Rewrite each nonblank line of the data below as a row in a Markdown table with the columns "Row" and "Line". Put the row number in the first column and the line itself in the second, and leave out the pictures.
————————
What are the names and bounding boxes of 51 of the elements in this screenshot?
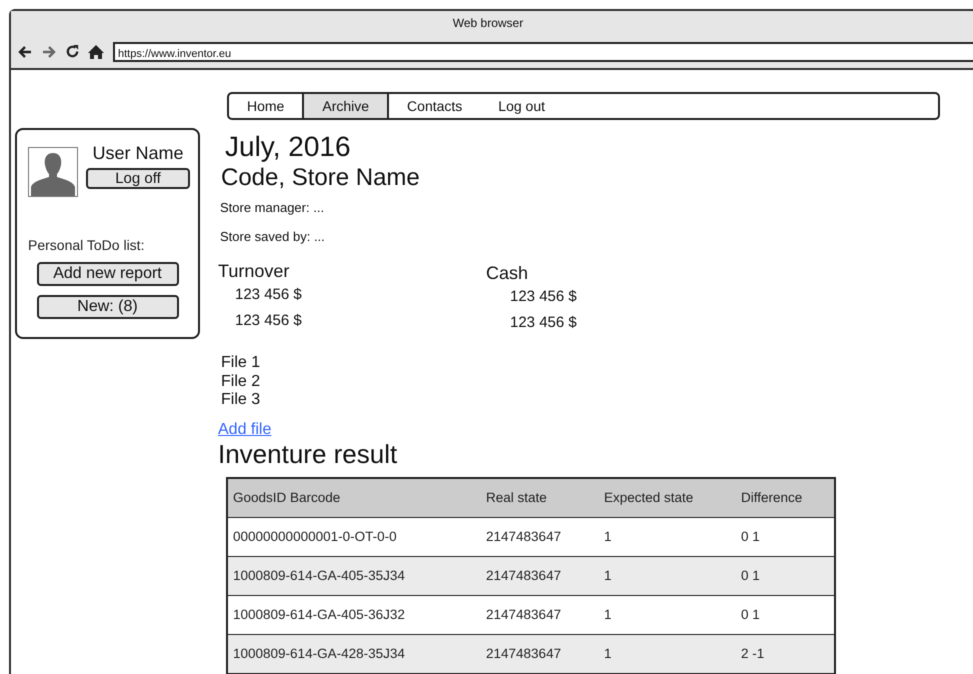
add-file-link[interactable]: Add file <box>218 420 272 438</box>
add-report-button[interactable]: Add new report <box>36 262 178 286</box>
column-header: Difference <box>740 490 804 505</box>
table-cell-text: 1 <box>603 568 613 583</box>
column-header: Real state <box>485 490 548 505</box>
table-cell-text: 0 1 <box>740 607 761 622</box>
table-cell-text: 0 1 <box>740 568 761 583</box>
month-heading: July, 2016 <box>225 131 351 163</box>
result-heading: Inventure result <box>218 438 398 468</box>
forward-icon[interactable] <box>41 44 57 60</box>
avatar-icon <box>28 147 78 197</box>
file-item[interactable]: File 1 <box>221 354 260 372</box>
file-item[interactable]: File 3 <box>221 391 260 410</box>
detail-text: Store saved by: ... <box>220 228 325 246</box>
table-cell-text: 1 <box>603 646 613 661</box>
address-field[interactable]: https://www.inventor.eu <box>113 42 973 62</box>
figure-title: Cash <box>486 262 530 284</box>
window-title: Web browser <box>452 16 524 30</box>
figure-value: 123 456 $ <box>235 285 303 305</box>
store-heading: Code, Store Name <box>221 163 420 193</box>
back-icon[interactable] <box>17 44 33 60</box>
reload-icon[interactable] <box>65 44 80 59</box>
table-cell-text: 2147483647 <box>485 529 562 544</box>
table-cell-text: 00000000000001-0-OT-0-0 <box>232 529 398 544</box>
nav-tab[interactable]: Home <box>229 94 302 118</box>
figure-value: 123 456 $ <box>510 287 577 307</box>
table-cell-text: 2147483647 <box>485 568 562 583</box>
column-header: GoodsID Barcode <box>232 490 342 505</box>
nav-tab[interactable]: Contacts <box>389 94 480 118</box>
column-header: Expected state <box>603 490 694 505</box>
table-cell-text: 1 <box>603 607 613 622</box>
nav-tab[interactable]: Archive <box>302 94 390 118</box>
figure-title: Turnover <box>218 260 290 282</box>
table-cell-text: 2147483647 <box>485 607 562 622</box>
user-name: User Name <box>92 143 184 164</box>
todo-label: Personal ToDo list: <box>28 237 146 253</box>
new-reports-button[interactable]: New: (8) <box>36 295 178 319</box>
table-cell-text: 0 1 <box>740 529 761 544</box>
figure-value: 123 456 $ <box>235 311 303 331</box>
table-cell-text: 1000809-614-GA-405-35J34 <box>232 568 406 583</box>
table-cell-text: 1000809-614-GA-428-35J34 <box>232 646 406 661</box>
home-icon[interactable] <box>88 44 104 60</box>
nav-tab[interactable]: Log out <box>480 94 564 118</box>
table-cell-text: 2 -1 <box>740 646 766 661</box>
table-cell-text: 1000809-614-GA-405-36J32 <box>232 607 406 622</box>
log-off-button[interactable]: Log off <box>86 168 190 189</box>
figure-value: 123 456 $ <box>510 313 577 333</box>
file-item[interactable]: File 2 <box>221 372 260 391</box>
table-cell-text: 2147483647 <box>485 646 562 661</box>
table-cell-text: 1 <box>603 529 613 544</box>
detail-text: Store manager: ... <box>220 199 325 217</box>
————————
[Output]
| Row | Line |
|---|---|
| 1 | What are the names and bounding boxes of 51 of the elements in this screenshot? |
| 2 | add-file-link[interactable]: Add file <box>218 420 272 438</box> |
| 3 | add-report-button[interactable]: Add new report <box>36 262 178 286</box> |
| 4 | column-header: Difference <box>740 490 804 505</box> |
| 5 | table-cell-text: 1 <box>603 568 613 583</box> |
| 6 | column-header: Real state <box>485 490 548 505</box> |
| 7 | table-cell-text: 0 1 <box>740 607 761 622</box> |
| 8 | table-cell-text: 0 1 <box>740 568 761 583</box> |
| 9 | month-heading: July, 2016 <box>225 131 351 163</box> |
| 10 | result-heading: Inventure result <box>218 438 398 468</box> |
| 11 | forward-icon[interactable] <box>41 44 57 60</box> |
| 12 | avatar-icon <box>28 147 78 197</box> |
| 13 | file-item[interactable]: File 1 <box>221 354 260 372</box> |
| 14 | file-item[interactable]: File 3 <box>221 391 260 410</box> |
| 15 | detail-text: Store saved by: ... <box>220 228 325 246</box> |
| 16 | table-cell-text: 1 <box>603 646 613 661</box> |
| 17 | address-field[interactable]: https://www.inventor.eu <box>113 42 973 62</box> |
| 18 | figure-title: Cash <box>486 262 530 284</box> |
| 19 | window-title: Web browser <box>452 16 524 30</box> |
| 20 | figure-value: 123 456 $ <box>235 285 303 305</box> |
| 21 | store-heading: Code, Store Name <box>221 163 420 193</box> |
| 22 | back-icon[interactable] <box>17 44 33 60</box> |
| 23 | reload-icon[interactable] <box>65 44 80 59</box> |
| 24 | table-cell-text: 2147483647 <box>485 529 562 544</box> |
| 25 | table-cell-text: 00000000000001-0-OT-0-0 <box>232 529 398 544</box> |
| 26 | nav-tab[interactable]: Home <box>229 94 302 118</box> |
| 27 | figure-value: 123 456 $ <box>510 287 577 307</box> |
| 28 | table-cell-text: 2147483647 <box>485 568 562 583</box> |
| 29 | column-header: GoodsID Barcode <box>232 490 342 505</box> |
| 30 | nav-tab[interactable]: Contacts <box>389 94 480 118</box> |
| 31 | column-header: Expected state <box>603 490 694 505</box> |
| 32 | table-cell-text: 1 <box>603 607 613 622</box> |
| 33 | nav-tab[interactable]: Archive <box>302 94 390 118</box> |
| 34 | figure-title: Turnover <box>218 260 290 282</box> |
| 35 | table-cell-text: 2147483647 <box>485 607 562 622</box> |
| 36 | user-name: User Name <box>92 143 184 164</box> |
| 37 | todo-label: Personal ToDo list: <box>28 237 146 253</box> |
| 38 | new-reports-button[interactable]: New: (8) <box>36 295 178 319</box> |
| 39 | table-cell-text: 0 1 <box>740 529 761 544</box> |
| 40 | figure-value: 123 456 $ <box>235 311 303 331</box> |
| 41 | table-cell-text: 1000809-614-GA-405-35J34 <box>232 568 406 583</box> |
| 42 | table-cell-text: 1000809-614-GA-428-35J34 <box>232 646 406 661</box> |
| 43 | home-icon[interactable] <box>88 44 104 60</box> |
| 44 | nav-tab[interactable]: Log out <box>480 94 564 118</box> |
| 45 | table-cell-text: 2 -1 <box>740 646 766 661</box> |
| 46 | table-cell-text: 1000809-614-GA-405-36J32 <box>232 607 406 622</box> |
| 47 | log-off-button[interactable]: Log off <box>86 168 190 189</box> |
| 48 | figure-value: 123 456 $ <box>510 313 577 333</box> |
| 49 | file-item[interactable]: File 2 <box>221 372 260 391</box> |
| 50 | table-cell-text: 2147483647 <box>485 646 562 661</box> |
| 51 | table-cell-text: 1 <box>603 529 613 544</box> |
| 52 | detail-text: Store manager: ... <box>220 199 325 217</box> |